## Exercise aim
Repeat each line exactly, leaving nothing out.

**** Input records

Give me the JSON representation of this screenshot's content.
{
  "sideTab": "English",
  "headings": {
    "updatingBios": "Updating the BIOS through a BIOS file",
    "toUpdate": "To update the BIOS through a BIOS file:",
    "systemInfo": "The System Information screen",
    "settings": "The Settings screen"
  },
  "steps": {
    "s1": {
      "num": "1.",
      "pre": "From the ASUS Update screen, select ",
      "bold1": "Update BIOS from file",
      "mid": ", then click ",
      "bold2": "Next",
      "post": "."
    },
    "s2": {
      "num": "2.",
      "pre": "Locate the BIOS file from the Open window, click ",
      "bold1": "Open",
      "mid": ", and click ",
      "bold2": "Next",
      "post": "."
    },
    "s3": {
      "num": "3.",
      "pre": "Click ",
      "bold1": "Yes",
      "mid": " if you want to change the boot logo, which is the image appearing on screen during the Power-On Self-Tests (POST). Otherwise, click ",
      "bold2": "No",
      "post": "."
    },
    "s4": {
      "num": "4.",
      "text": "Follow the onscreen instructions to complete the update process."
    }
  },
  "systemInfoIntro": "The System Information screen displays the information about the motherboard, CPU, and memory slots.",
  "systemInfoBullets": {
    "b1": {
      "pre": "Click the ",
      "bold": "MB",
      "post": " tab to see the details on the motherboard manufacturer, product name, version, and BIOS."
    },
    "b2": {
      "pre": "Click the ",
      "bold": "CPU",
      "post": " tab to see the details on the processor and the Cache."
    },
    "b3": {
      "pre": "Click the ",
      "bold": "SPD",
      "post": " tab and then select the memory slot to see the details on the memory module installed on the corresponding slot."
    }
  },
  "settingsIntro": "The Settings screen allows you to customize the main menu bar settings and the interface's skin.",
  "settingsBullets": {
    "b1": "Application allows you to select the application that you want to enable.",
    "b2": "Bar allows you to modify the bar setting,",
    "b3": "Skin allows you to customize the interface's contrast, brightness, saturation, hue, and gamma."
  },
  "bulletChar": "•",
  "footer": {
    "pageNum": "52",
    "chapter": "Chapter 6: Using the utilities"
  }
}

********

## Written answer
Give me the JSON representation of this screenshot's content.
{
  "sideTab": "English",
  "headings": {
    "updatingBios": "Updating the BIOS through a BIOS file",
    "toUpdate": "To update the BIOS through a BIOS file:",
    "systemInfo": "The System Information screen",
    "settings": "The Settings screen"
  },
  "steps": {
    "s1": {
      "num": "1.",
      "pre": "From the ASUS Update screen, select ",
      "bold1": "Update BIOS from file",
      "mid": ", then click ",
      "bold2": "Next",
      "post": "."
    },
    "s2": {
      "num": "2.",
      "pre": "Locate the BIOS file from the Open window, click ",
      "bold1": "Open",
      "mid": ", and click ",
      "bold2": "Next",
      "post": "."
    },
    "s3": {
      "num": "3.",
      "pre": "Click ",
      "bold1": "Yes",
      "mid": " if you want to change the boot logo, which is the image appearing on screen during the Power-On Self-Tests (POST). Otherwise, click ",
      "bold2": "No",
      "post": "."
    },
    "s4": {
      "num": "4.",
      "text": "Follow the onscreen instructions to complete the update process."
    }
  },
  "systemInfoIntro": "The System Information screen displays the information about the motherboard, CPU, and memory slots.",
  "systemInfoBullets": {
    "b1": {
      "pre": "Click the ",
      "bold": "MB",
      "post": " tab to see the details on the motherboard manufacturer, product name, version, and BIOS."
    },
    "b2": {
      "pre": "Click the ",
      "bold": "CPU",
      "post": " tab to see the details on the processor and the Cache."
    },
    "b3": {
      "pre": "Click the ",
      "bold": "SPD",
      "post": " tab and then select the memory slot to see the details on the memory module installed on the corresponding slot."
    }
  },
  "settingsIntro": "The Settings screen allows you to customize the main menu bar settings and the interface's skin.",
  "settingsBullets": {
    "b1": "Application allows you to select the application that you want to enable.",
    "b2": "Bar allows you to modify the bar setting,",
    "b3": "Skin allows you to customize the interface's contrast, brightness, saturation, hue, and gamma."
  },
  "bulletChar": "•",
  "footer": {
    "pageNum": "52",
    "chapter": "Chapter 6: Using the utilities"
  }
}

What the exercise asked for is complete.